● **WORKING DATA**:
■ ■ ■ ■ ■
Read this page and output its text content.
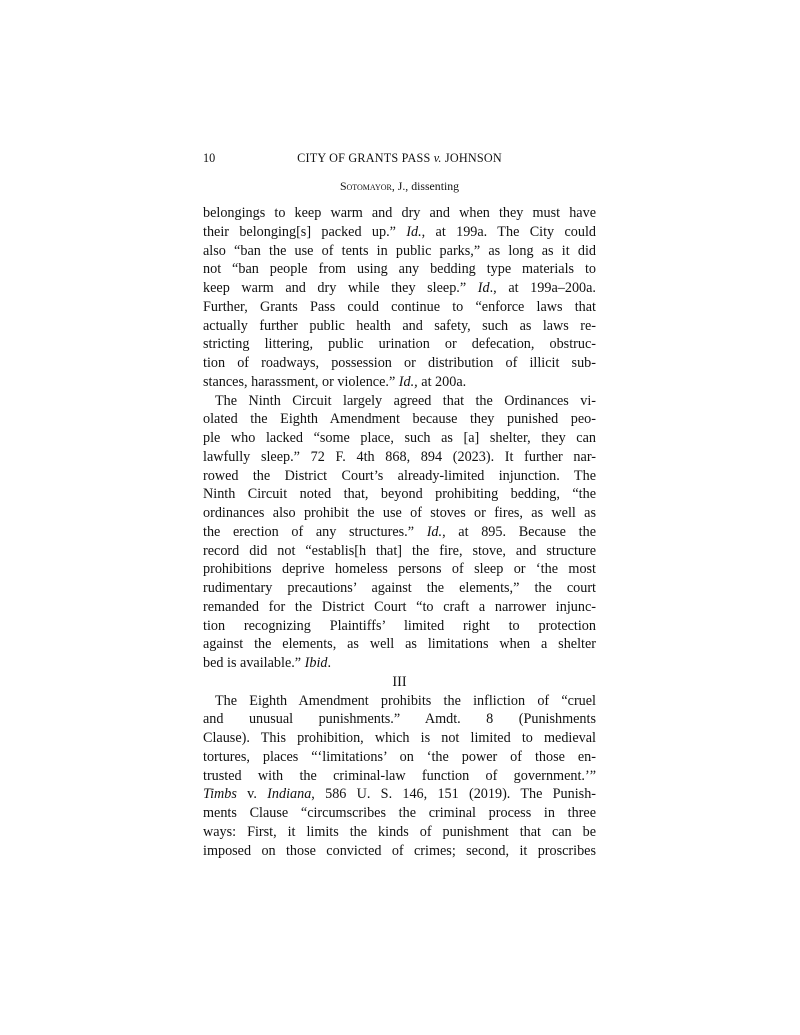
10	CITY OF GRANTS PASS v. JOHNSON
Sotomayor, J., dissenting
belongings to keep warm and dry and when they must have
their belonging[s] packed up.” Id., at 199a. The City could
also “ban the use of tents in public parks,” as long as it did
not “ban people from using any bedding type materials to
keep warm and dry while they sleep.” Id., at 199a–200a.
Further, Grants Pass could continue to “enforce laws that
actually further public health and safety, such as laws re-
stricting littering, public urination or defecation, obstruc-
tion of roadways, possession or distribution of illicit sub-
stances, harassment, or violence.” Id., at 200a.
The Ninth Circuit largely agreed that the Ordinances vi-
olated the Eighth Amendment because they punished peo-
ple who lacked “some place, such as [a] shelter, they can
lawfully sleep.” 72 F. 4th 868, 894 (2023). It further nar-
rowed the District Court’s already-limited injunction. The
Ninth Circuit noted that, beyond prohibiting bedding, “the
ordinances also prohibit the use of stoves or fires, as well as
the erection of any structures.” Id., at 895. Because the
record did not “establis[h that] the fire, stove, and structure
prohibitions deprive homeless persons of sleep or ‘the most
rudimentary precautions’ against the elements,” the court
remanded for the District Court “to craft a narrower injunc-
tion recognizing Plaintiffs’ limited right to protection
against the elements, as well as limitations when a shelter
bed is available.” Ibid.
III
The Eighth Amendment prohibits the infliction of “cruel
and unusual punishments.” Amdt. 8 (Punishments
Clause). This prohibition, which is not limited to medieval
tortures, places “‘limitations’ on ‘the power of those en-
trusted with the criminal-law function of government.’”
Timbs v. Indiana, 586 U. S. 146, 151 (2019). The Punish-
ments Clause “circumscribes the criminal process in three
ways: First, it limits the kinds of punishment that can be
imposed on those convicted of crimes; second, it proscribes
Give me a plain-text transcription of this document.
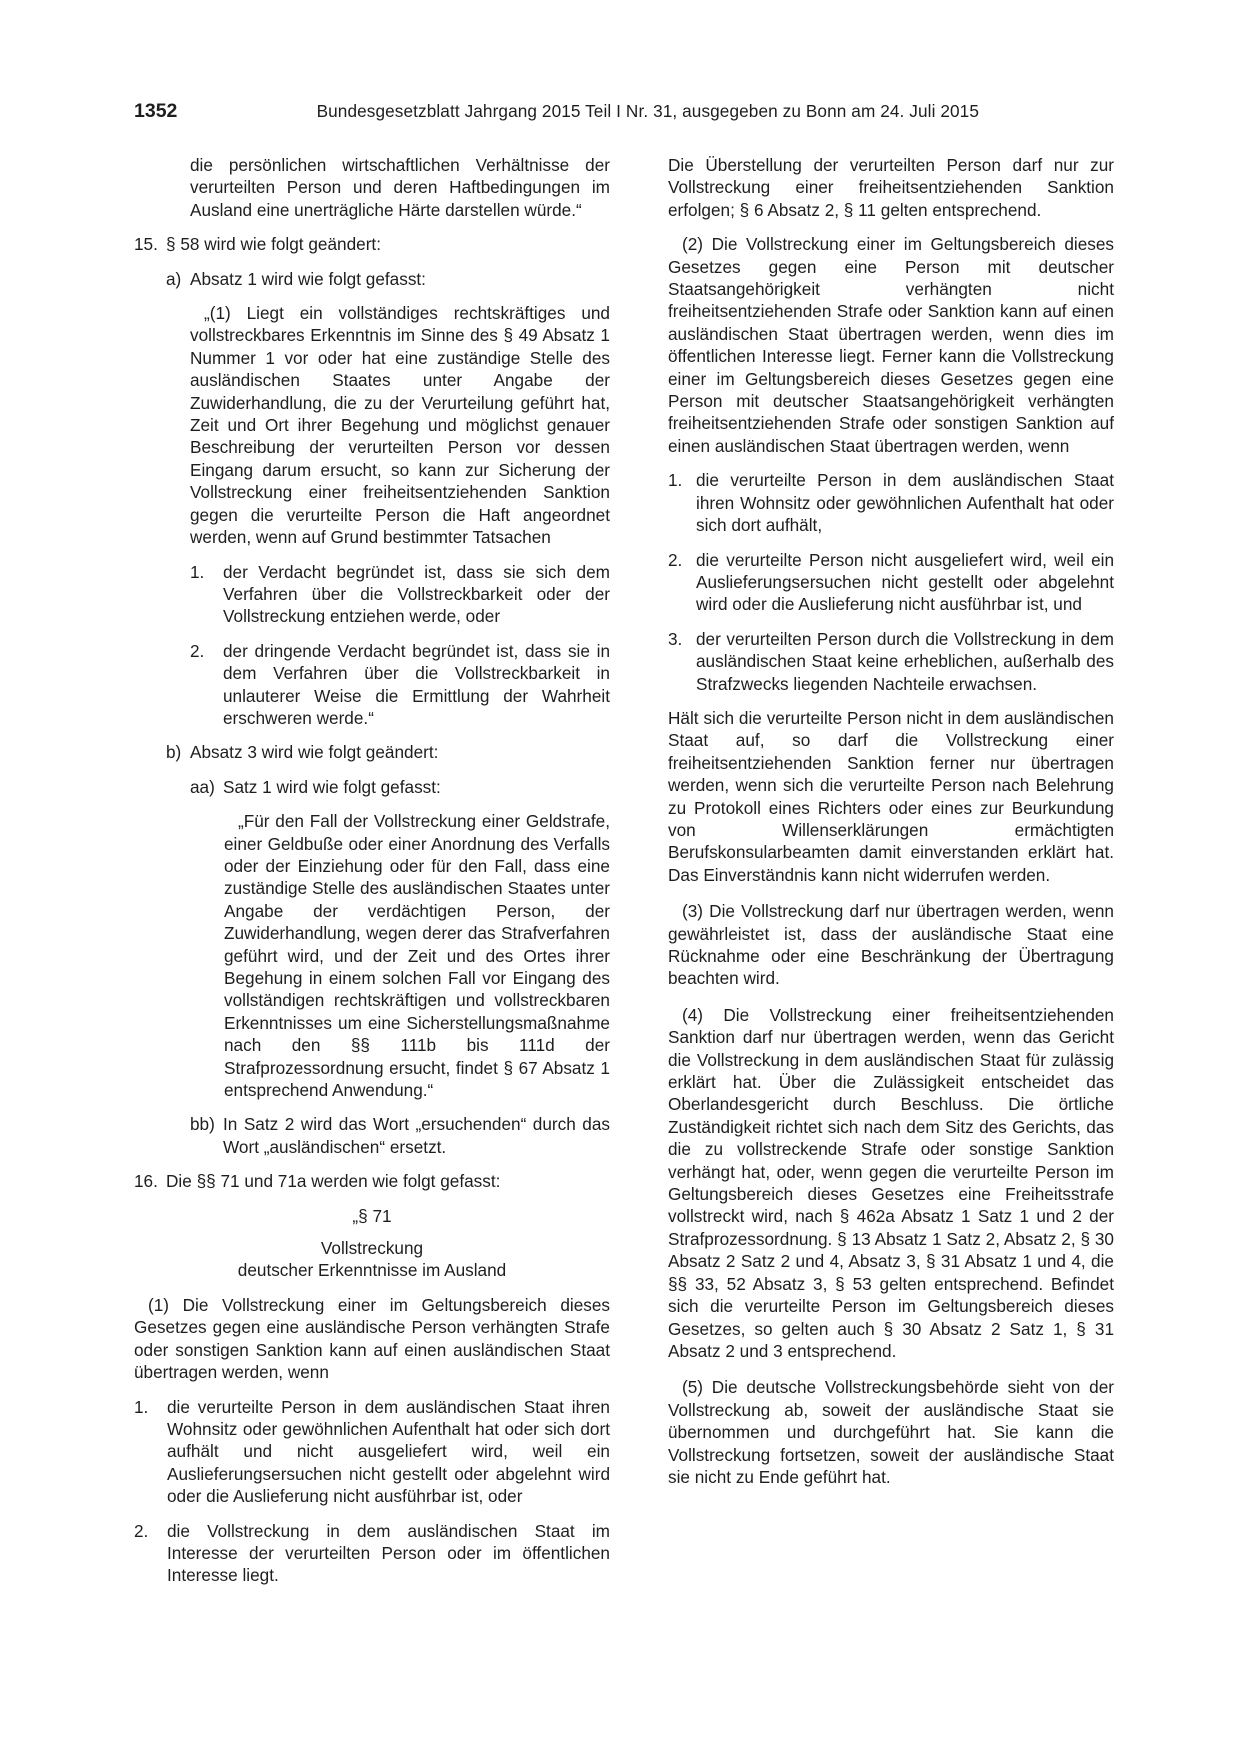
1352	Bundesgesetzblatt Jahrgang 2015 Teil I Nr. 31, ausgegeben zu Bonn am 24. Juli 2015

die persönlichen wirtschaftlichen Verhältnisse der verurteilten Person und deren Haftbedingungen im Ausland eine unerträgliche Härte darstellen würde.“

15. § 58 wird wie folgt geändert:

a) Absatz 1 wird wie folgt gefasst:

„(1) Liegt ein vollständiges rechtskräftiges und vollstreckbares Erkenntnis im Sinne des § 49 Absatz 1 Nummer 1 vor oder hat eine zuständige Stelle des ausländischen Staates unter Angabe der Zuwiderhandlung, die zu der Verurteilung geführt hat, Zeit und Ort ihrer Begehung und möglichst genauer Beschreibung der verurteilten Person vor dessen Eingang darum ersucht, so kann zur Sicherung der Vollstreckung einer freiheitsentziehenden Sanktion gegen die verurteilte Person die Haft angeordnet werden, wenn auf Grund bestimmter Tatsachen

1. der Verdacht begründet ist, dass sie sich dem Verfahren über die Vollstreckbarkeit oder der Vollstreckung entziehen werde, oder

2. der dringende Verdacht begründet ist, dass sie in dem Verfahren über die Vollstreckbarkeit in unlauterer Weise die Ermittlung der Wahrheit erschweren werde.“

b) Absatz 3 wird wie folgt geändert:

aa) Satz 1 wird wie folgt gefasst:

„Für den Fall der Vollstreckung einer Geldstrafe, einer Geldbuße oder einer Anordnung des Verfalls oder der Einziehung oder für den Fall, dass eine zuständige Stelle des ausländischen Staates unter Angabe der verdächtigen Person, der Zuwiderhandlung, wegen derer das Strafverfahren geführt wird, und der Zeit und des Ortes ihrer Begehung in einem solchen Fall vor Eingang des vollständigen rechtskräftigen und vollstreckbaren Erkenntnisses um eine Sicherstellungsmaßnahme nach den §§ 111b bis 111d der Strafprozessordnung ersucht, findet § 67 Absatz 1 entsprechend Anwendung.“

bb) In Satz 2 wird das Wort „ersuchenden“ durch das Wort „ausländischen“ ersetzt.

16. Die §§ 71 und 71a werden wie folgt gefasst:

„§ 71
Vollstreckung
deutscher Erkenntnisse im Ausland

(1) Die Vollstreckung einer im Geltungsbereich dieses Gesetzes gegen eine ausländische Person verhängten Strafe oder sonstigen Sanktion kann auf einen ausländischen Staat übertragen werden, wenn

1. die verurteilte Person in dem ausländischen Staat ihren Wohnsitz oder gewöhnlichen Aufenthalt hat oder sich dort aufhält und nicht ausgeliefert wird, weil ein Auslieferungsersuchen nicht gestellt oder abgelehnt wird oder die Auslieferung nicht ausführbar ist, oder

2. die Vollstreckung in dem ausländischen Staat im Interesse der verurteilten Person oder im öffentlichen Interesse liegt.

Die Überstellung der verurteilten Person darf nur zur Vollstreckung einer freiheitsentziehenden Sanktion erfolgen; § 6 Absatz 2, § 11 gelten entsprechend.

(2) Die Vollstreckung einer im Geltungsbereich dieses Gesetzes gegen eine Person mit deutscher Staatsangehörigkeit verhängten nicht freiheitsentziehenden Strafe oder Sanktion kann auf einen ausländischen Staat übertragen werden, wenn dies im öffentlichen Interesse liegt. Ferner kann die Vollstreckung einer im Geltungsbereich dieses Gesetzes gegen eine Person mit deutscher Staatsangehörigkeit verhängten freiheitsentziehenden Strafe oder sonstigen Sanktion auf einen ausländischen Staat übertragen werden, wenn

1. die verurteilte Person in dem ausländischen Staat ihren Wohnsitz oder gewöhnlichen Aufenthalt hat oder sich dort aufhält,

2. die verurteilte Person nicht ausgeliefert wird, weil ein Auslieferungsersuchen nicht gestellt oder abgelehnt wird oder die Auslieferung nicht ausführbar ist, und

3. der verurteilten Person durch die Vollstreckung in dem ausländischen Staat keine erheblichen, außerhalb des Strafzwecks liegenden Nachteile erwachsen.

Hält sich die verurteilte Person nicht in dem ausländischen Staat auf, so darf die Vollstreckung einer freiheitsentziehenden Sanktion ferner nur übertragen werden, wenn sich die verurteilte Person nach Belehrung zu Protokoll eines Richters oder eines zur Beurkundung von Willenserklärungen ermächtigten Berufskonsularbeamten damit einverstanden erklärt hat. Das Einverständnis kann nicht widerrufen werden.

(3) Die Vollstreckung darf nur übertragen werden, wenn gewährleistet ist, dass der ausländische Staat eine Rücknahme oder eine Beschränkung der Übertragung beachten wird.

(4) Die Vollstreckung einer freiheitsentziehenden Sanktion darf nur übertragen werden, wenn das Gericht die Vollstreckung in dem ausländischen Staat für zulässig erklärt hat. Über die Zulässigkeit entscheidet das Oberlandesgericht durch Beschluss. Die örtliche Zuständigkeit richtet sich nach dem Sitz des Gerichts, das die zu vollstreckende Strafe oder sonstige Sanktion verhängt hat, oder, wenn gegen die verurteilte Person im Geltungsbereich dieses Gesetzes eine Freiheitsstrafe vollstreckt wird, nach § 462a Absatz 1 Satz 1 und 2 der Strafprozessordnung. § 13 Absatz 1 Satz 2, Absatz 2, § 30 Absatz 2 Satz 2 und 4, Absatz 3, § 31 Absatz 1 und 4, die §§ 33, 52 Absatz 3, § 53 gelten entsprechend. Befindet sich die verurteilte Person im Geltungsbereich dieses Gesetzes, so gelten auch § 30 Absatz 2 Satz 1, § 31 Absatz 2 und 3 entsprechend.

(5) Die deutsche Vollstreckungsbehörde sieht von der Vollstreckung ab, soweit der ausländische Staat sie übernommen und durchgeführt hat. Sie kann die Vollstreckung fortsetzen, soweit der ausländische Staat sie nicht zu Ende geführt hat.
■ ■ ■ ■ ■
Each entry above should be reproduced exactly, with the pictures removed.

Read this page and output its text content.
10	CITY OF GRANTS PASS v. JOHNSON
Sotomayor, J., dissenting
belongings to keep warm and dry and when they must have
their belonging[s] packed up.” Id., at 199a. The City could
also “ban the use of tents in public parks,” as long as it did
not “ban people from using any bedding type materials to
keep warm and dry while they sleep.” Id., at 199a–200a.
Further, Grants Pass could continue to “enforce laws that
actually further public health and safety, such as laws re-
stricting littering, public urination or defecation, obstruc-
tion of roadways, possession or distribution of illicit sub-
stances, harassment, or violence.” Id., at 200a.
The Ninth Circuit largely agreed that the Ordinances vi-
olated the Eighth Amendment because they punished peo-
ple who lacked “some place, such as [a] shelter, they can
lawfully sleep.” 72 F. 4th 868, 894 (2023). It further nar-
rowed the District Court’s already-limited injunction. The
Ninth Circuit noted that, beyond prohibiting bedding, “the
ordinances also prohibit the use of stoves or fires, as well as
the erection of any structures.” Id., at 895. Because the
record did not “establis[h that] the fire, stove, and structure
prohibitions deprive homeless persons of sleep or ‘the most
rudimentary precautions’ against the elements,” the court
remanded for the District Court “to craft a narrower injunc-
tion recognizing Plaintiffs’ limited right to protection
against the elements, as well as limitations when a shelter
bed is available.” Ibid.
III
The Eighth Amendment prohibits the infliction of “cruel
and unusual punishments.” Amdt. 8 (Punishments
Clause). This prohibition, which is not limited to medieval
tortures, places “‘limitations’ on ‘the power of those en-
trusted with the criminal-law function of government.’”
Timbs v. Indiana, 586 U. S. 146, 151 (2019). The Punish-
ments Clause “circumscribes the criminal process in three
ways: First, it limits the kinds of punishment that can be
imposed on those convicted of crimes; second, it proscribes
Give me a plain-text transcription of this document.
1352	Bundesgesetzblatt Jahrgang 2015 Teil I Nr. 31, ausgegeben zu Bonn am 24. Juli 2015

die persönlichen wirtschaftlichen Verhältnisse der verurteilten Person und deren Haftbedingungen im Ausland eine unerträgliche Härte darstellen würde.“

15. § 58 wird wie folgt geändert:

a) Absatz 1 wird wie folgt gefasst:

„(1) Liegt ein vollständiges rechtskräftiges und vollstreckbares Erkenntnis im Sinne des § 49 Absatz 1 Nummer 1 vor oder hat eine zuständige Stelle des ausländischen Staates unter Angabe der Zuwiderhandlung, die zu der Verurteilung geführt hat, Zeit und Ort ihrer Begehung und möglichst genauer Beschreibung der verurteilten Person vor dessen Eingang darum ersucht, so kann zur Sicherung der Vollstreckung einer freiheitsentziehenden Sanktion gegen die verurteilte Person die Haft angeordnet werden, wenn auf Grund bestimmter Tatsachen

1. der Verdacht begründet ist, dass sie sich dem Verfahren über die Vollstreckbarkeit oder der Vollstreckung entziehen werde, oder

2. der dringende Verdacht begründet ist, dass sie in dem Verfahren über die Vollstreckbarkeit in unlauterer Weise die Ermittlung der Wahrheit erschweren werde.“

b) Absatz 3 wird wie folgt geändert:

aa) Satz 1 wird wie folgt gefasst:

„Für den Fall der Vollstreckung einer Geldstrafe, einer Geldbuße oder einer Anordnung des Verfalls oder der Einziehung oder für den Fall, dass eine zuständige Stelle des ausländischen Staates unter Angabe der verdächtigen Person, der Zuwiderhandlung, wegen derer das Strafverfahren geführt wird, und der Zeit und des Ortes ihrer Begehung in einem solchen Fall vor Eingang des vollständigen rechtskräftigen und vollstreckbaren Erkenntnisses um eine Sicherstellungsmaßnahme nach den §§ 111b bis 111d der Strafprozessordnung ersucht, findet § 67 Absatz 1 entsprechend Anwendung.“

bb) In Satz 2 wird das Wort „ersuchenden“ durch das Wort „ausländischen“ ersetzt.

16. Die §§ 71 und 71a werden wie folgt gefasst:

„§ 71
Vollstreckung
deutscher Erkenntnisse im Ausland

(1) Die Vollstreckung einer im Geltungsbereich dieses Gesetzes gegen eine ausländische Person verhängten Strafe oder sonstigen Sanktion kann auf einen ausländischen Staat übertragen werden, wenn

1. die verurteilte Person in dem ausländischen Staat ihren Wohnsitz oder gewöhnlichen Aufenthalt hat oder sich dort aufhält und nicht ausgeliefert wird, weil ein Auslieferungsersuchen nicht gestellt oder abgelehnt wird oder die Auslieferung nicht ausführbar ist, oder

2. die Vollstreckung in dem ausländischen Staat im Interesse der verurteilten Person oder im öffentlichen Interesse liegt.

Die Überstellung der verurteilten Person darf nur zur Vollstreckung einer freiheitsentziehenden Sanktion erfolgen; § 6 Absatz 2, § 11 gelten entsprechend.

(2) Die Vollstreckung einer im Geltungsbereich dieses Gesetzes gegen eine Person mit deutscher Staatsangehörigkeit verhängten nicht freiheitsentziehenden Strafe oder Sanktion kann auf einen ausländischen Staat übertragen werden, wenn dies im öffentlichen Interesse liegt. Ferner kann die Vollstreckung einer im Geltungsbereich dieses Gesetzes gegen eine Person mit deutscher Staatsangehörigkeit verhängten freiheitsentziehenden Strafe oder sonstigen Sanktion auf einen ausländischen Staat übertragen werden, wenn

1. die verurteilte Person in dem ausländischen Staat ihren Wohnsitz oder gewöhnlichen Aufenthalt hat oder sich dort aufhält,

2. die verurteilte Person nicht ausgeliefert wird, weil ein Auslieferungsersuchen nicht gestellt oder abgelehnt wird oder die Auslieferung nicht ausführbar ist, und

3. der verurteilten Person durch die Vollstreckung in dem ausländischen Staat keine erheblichen, außerhalb des Strafzwecks liegenden Nachteile erwachsen.

Hält sich die verurteilte Person nicht in dem ausländischen Staat auf, so darf die Vollstreckung einer freiheitsentziehenden Sanktion ferner nur übertragen werden, wenn sich die verurteilte Person nach Belehrung zu Protokoll eines Richters oder eines zur Beurkundung von Willenserklärungen ermächtigten Berufskonsularbeamten damit einverstanden erklärt hat. Das Einverständnis kann nicht widerrufen werden.

(3) Die Vollstreckung darf nur übertragen werden, wenn gewährleistet ist, dass der ausländische Staat eine Rücknahme oder eine Beschränkung der Übertragung beachten wird.

(4) Die Vollstreckung einer freiheitsentziehenden Sanktion darf nur übertragen werden, wenn das Gericht die Vollstreckung in dem ausländischen Staat für zulässig erklärt hat. Über die Zulässigkeit entscheidet das Oberlandesgericht durch Beschluss. Die örtliche Zuständigkeit richtet sich nach dem Sitz des Gerichts, das die zu vollstreckende Strafe oder sonstige Sanktion verhängt hat, oder, wenn gegen die verurteilte Person im Geltungsbereich dieses Gesetzes eine Freiheitsstrafe vollstreckt wird, nach § 462a Absatz 1 Satz 1 und 2 der Strafprozessordnung. § 13 Absatz 1 Satz 2, Absatz 2, § 30 Absatz 2 Satz 2 und 4, Absatz 3, § 31 Absatz 1 und 4, die §§ 33, 52 Absatz 3, § 53 gelten entsprechend. Befindet sich die verurteilte Person im Geltungsbereich dieses Gesetzes, so gelten auch § 30 Absatz 2 Satz 1, § 31 Absatz 2 und 3 entsprechend.

(5) Die deutsche Vollstreckungsbehörde sieht von der Vollstreckung ab, soweit der ausländische Staat sie übernommen und durchgeführt hat. Sie kann die Vollstreckung fortsetzen, soweit der ausländische Staat sie nicht zu Ende geführt hat.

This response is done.